Selected passage:
Balancing Isolation and Complexity in a Kubernetes Platform

So, to kick things off my name is Chris Nesbitt-Smith, I'm based in London and currently work with some well known brands like learnk8s, control plane, and various bits of UK Government I'm also a tinkerer of open source stuff. I've been using and abusing Kubernetes in production since it was 0.4, believe me when I say its been a journey! I've definitely got the war wounds to show for it. We should have time for questions and your best heckles at the end, but if we run out of time or you're not watching this live, then please find me on LinkedIn or in the loft labs slack. Right lets get going

I'm going to spend a bit of time talking about security in the context of multitenancy with a case study. With the caveat that I've based this entirely on publicly available information, so I'm likely off the mark on many of the points in how they relate to GitPod, they're a big company with much smarter people than I so they likely came up with more innovative solutions than anything I could consider in a few days to write this talk, but it still gives us something relatable to talk to. So with caveats and disclaimers out of the way, lets dive in.

If you've not used gitpod before, you can try it quite simply by going to your favourite github repository

by simply prefixing the address with https://gitpod.io/# will

take you through to a fully fledged development environment, much like github codespaces or Amazon's cloud9.

GitPod is Open Source, so you can run your own instance in your organisation if you want to, particularly in regulated environments where you might otherwise end up using Virtual Desktop Infrastructure (VDIs) for development environments.

The interface should feel very familiar to anyone who has used Visual Studio code or any of the forks

You get a fully dedicated environment dynamically provisioned for you, with a full IDE and all the tools and plugins you're used to.

This should run shivers down the spine of anyone beginning to think about the security implications of basically giving all your users the ability to execute arbitrary code on a remote server and not let one instance affect another, and thats just within a single organisation with a single trust boundary. Imagine providing this publicly on one a gigantic Kubernetes cluster.

The architecture for gitpod is pretty simple, if we take a familiar looking kubernetes cluster

And we deploy Gitpod, each instance of a user's development environment is a pod on the cluster.

And if we were to look inside a Gitpod Pod,

we'd see something along the lines of this, with a single container running multiple processes

arguably a bit of an anti-pattern for kubernetes purists, where you might expect to see a more microservice like architecture

with a single process running in each container, and pods being 1:1 mapped to the containers apart from sidecars

But why run this way?

Because gitpod is multi-tentanted, each user needs all the resources for their environment locally, it also needs to be portable to run on environments that work quite like Kubernetes that allow you to compose pods.

The complexity would be even more unweildly if you were to run something like this

You might wonder why I'm even talking about GitPod, especially if you've followed the news

Where they publicly declared that they're leaving kubernetes

After trying relentless for 6 years!

Work to do:
[1] Summarize the GitPod talk in two sentences.
[2] According to the GitPod talk, what prefix is added to a GitHub repository address to open it in GitPod?
[3] Resume the GitPod talk after its last sentence and carry it forward.

Material:
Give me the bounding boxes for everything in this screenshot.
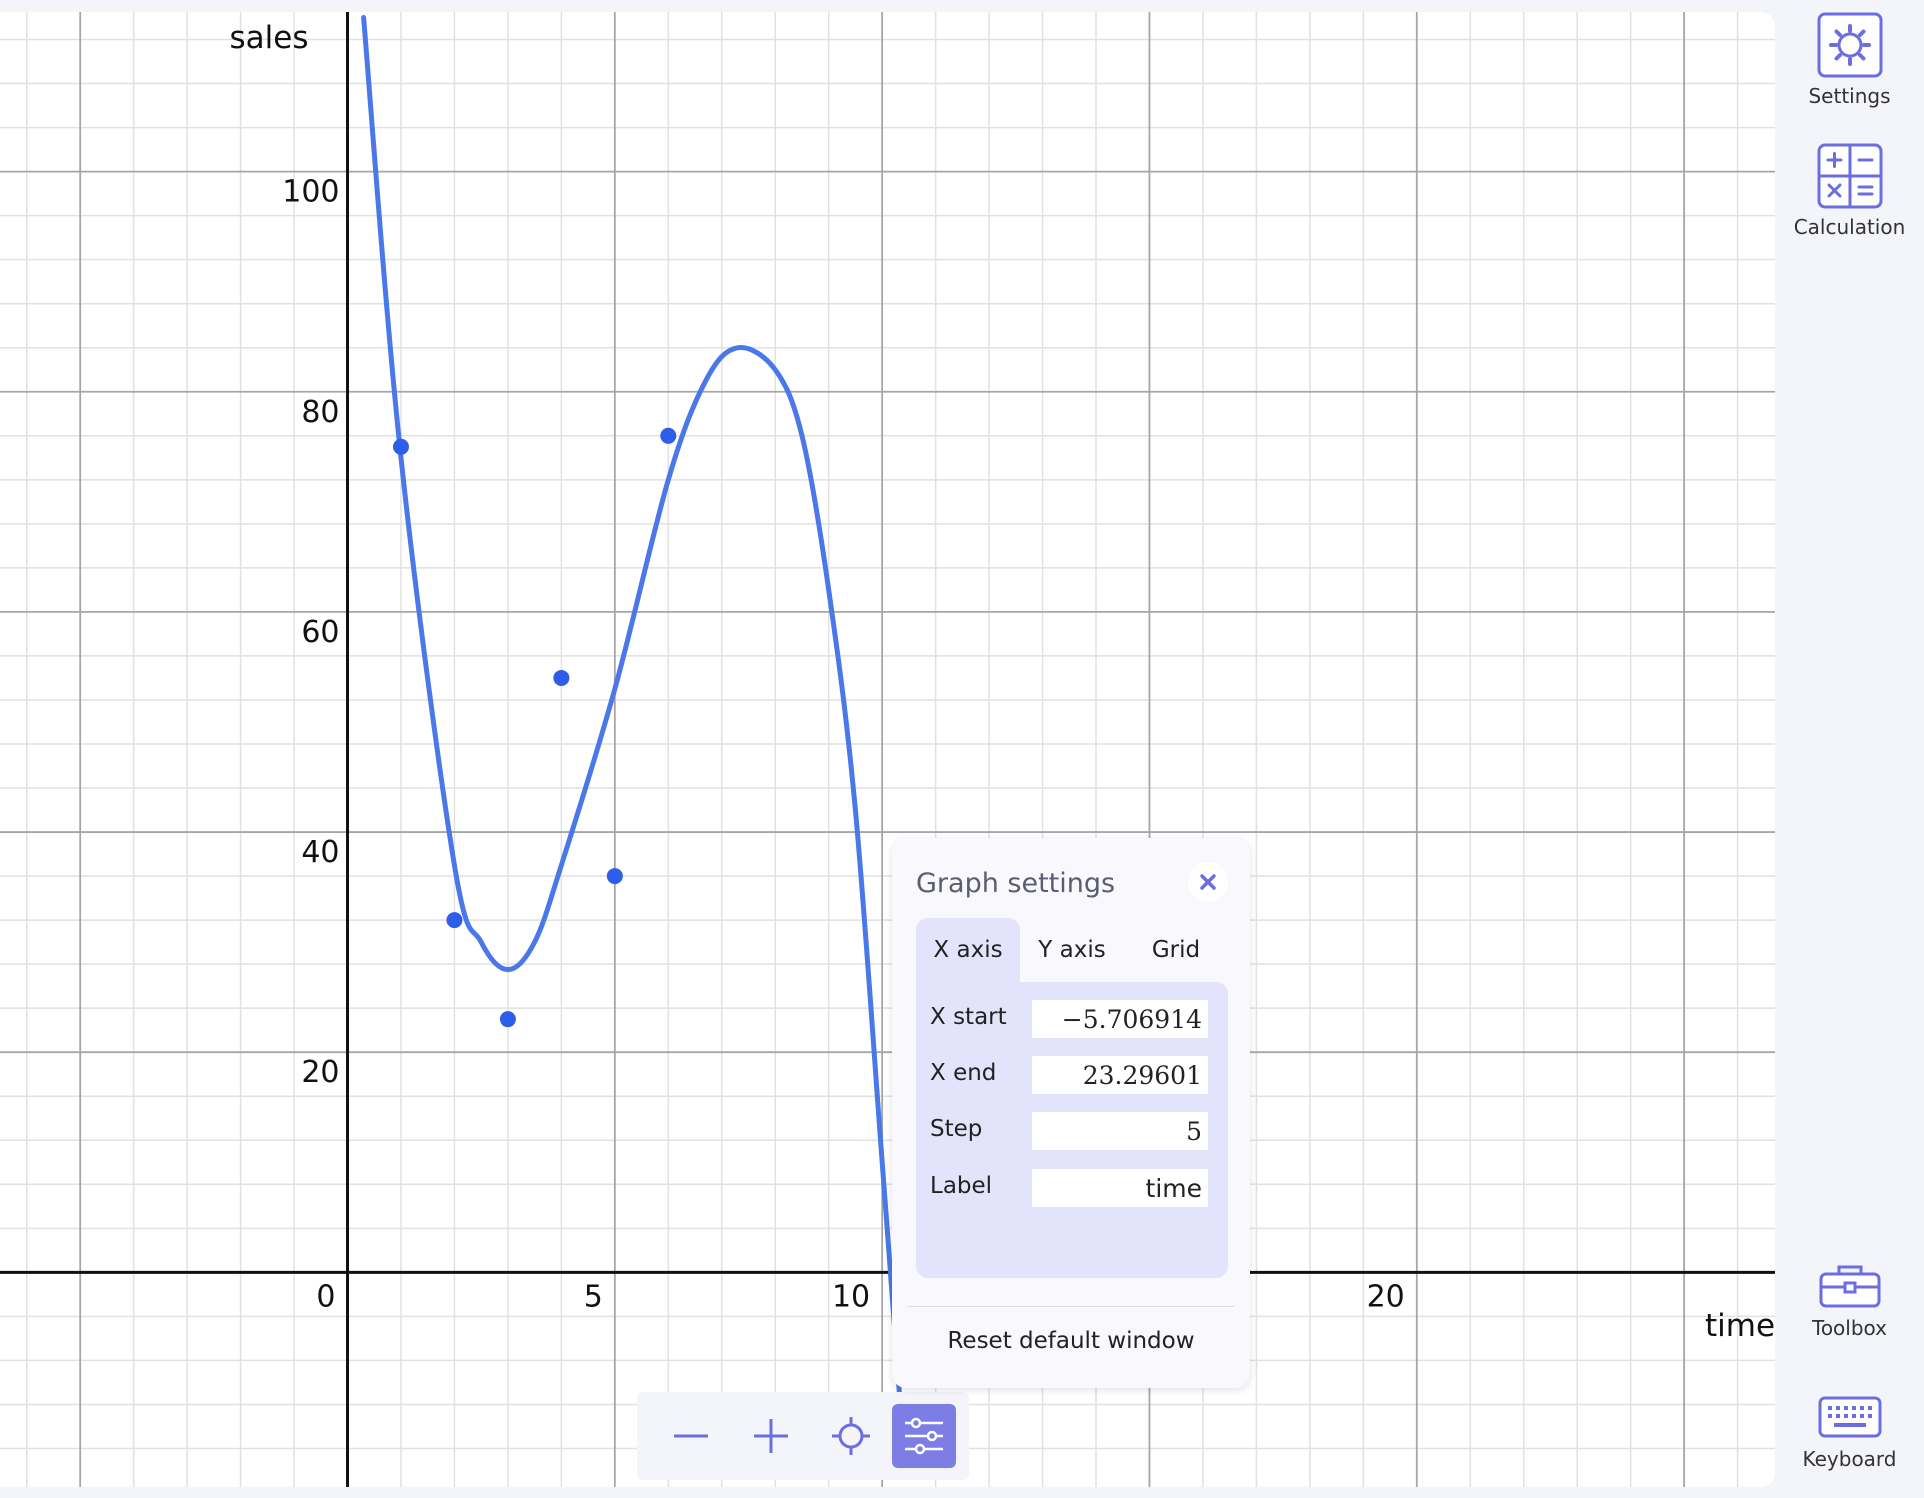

Answers below:
[1] Chris Nesbitt-Smith, who has used Kubernetes in production since version 0.4, presents GitPod as a case study in multitenant security, based only on publicly available information. GitPod runs each user's development environment as a pod holding a single container with multiple processes, which the talk calls a bit of an anti-pattern, and the company has publicly declared that it is leaving Kubernetes after trying for six years.

[2] https://gitpod.io/#

[3]
well they highlight some of the challenges they were facing, and the complexity of the architecture and give some clues that are interesting to dissect around resource management, security and networking

So lets step through some of those starting with resource management

Containers have requests

Which allows your application to live anywhere in the range up to the limit

When it's lower, you are still using all of your CPU and memory requests since those are guaranteed to the process.

So if you allocate a large amount of memory, but your app uses a fraction, the rest is wasted

No other process is allowed to used that memory.

Over-allocating requests is a defensive strategy, but you end up paying for the resources that you don't use.

An ideal scenario, memory and CPU consumption are close to the actual request value.

When you define a request lower than the actual usage, your app uses more resources than what's guaranteed.

If all apps are under allocating requests, the node will be often overcommitted and the kubelet will be forced to evict pods to maintain a reasonable amount of memory.

Overcommitting could also trigger the autoscale more frequently, leading to nodes being provisioned and destroyed.

This can present a challenge when you're trying to minimize cost while still providing a good experience for your users, not allowing them to impact one another.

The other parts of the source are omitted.